*EXCERPTED RECORDS*.
• • • • • • •

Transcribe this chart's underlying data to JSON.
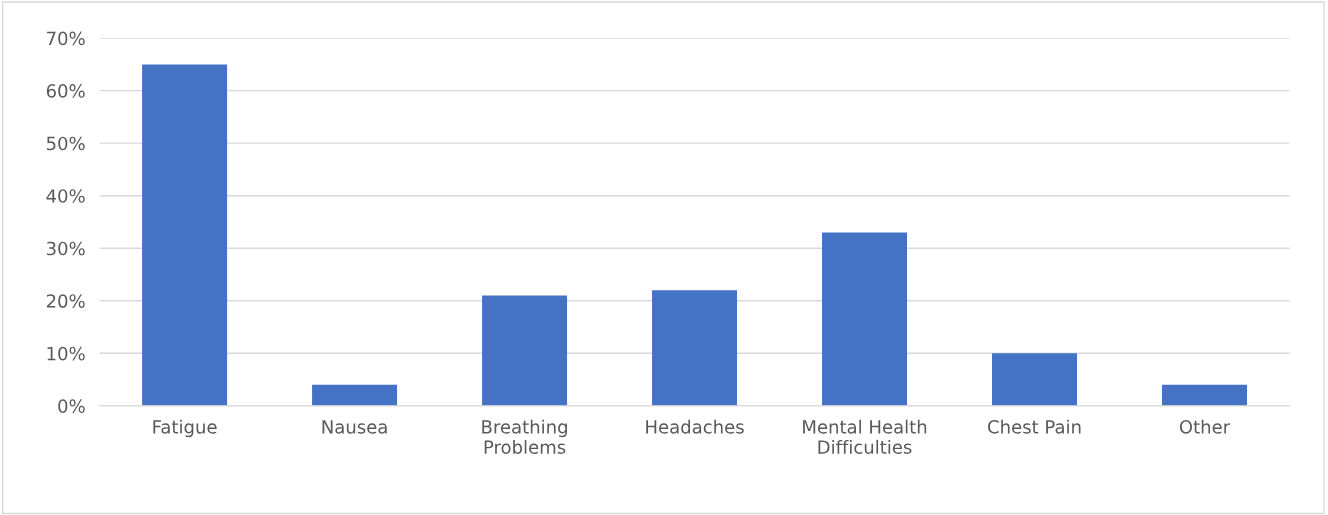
{
  "chart_data": {
    "type": "bar",
    "categories": [
      "Fatigue",
      "Nausea",
      "Breathing Problems",
      "Headaches",
      "Mental Health Difficulties",
      "Chest Pain",
      "Other"
    ],
    "values": [
      65,
      4,
      21,
      22,
      33,
      10,
      4
    ],
    "color": "#4472c4",
    "ylim": [
      0,
      70
    ],
    "yticks": [
      {
        "value": 0,
        "label": "0%"
      },
      {
        "value": 10,
        "label": "10%"
      },
      {
        "value": 20,
        "label": "20%"
      },
      {
        "value": 30,
        "label": "30%"
      },
      {
        "value": 40,
        "label": "40%"
      },
      {
        "value": 50,
        "label": "50%"
      },
      {
        "value": 60,
        "label": "60%"
      },
      {
        "value": 70,
        "label": "70%"
      }
    ],
    "grid": "y",
    "legend": false
  }
}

• • • • • • •

*WORK TO DO*.
Answer with a single number: the count of lines holding the word "label".

*FINAL ANSWER*.
8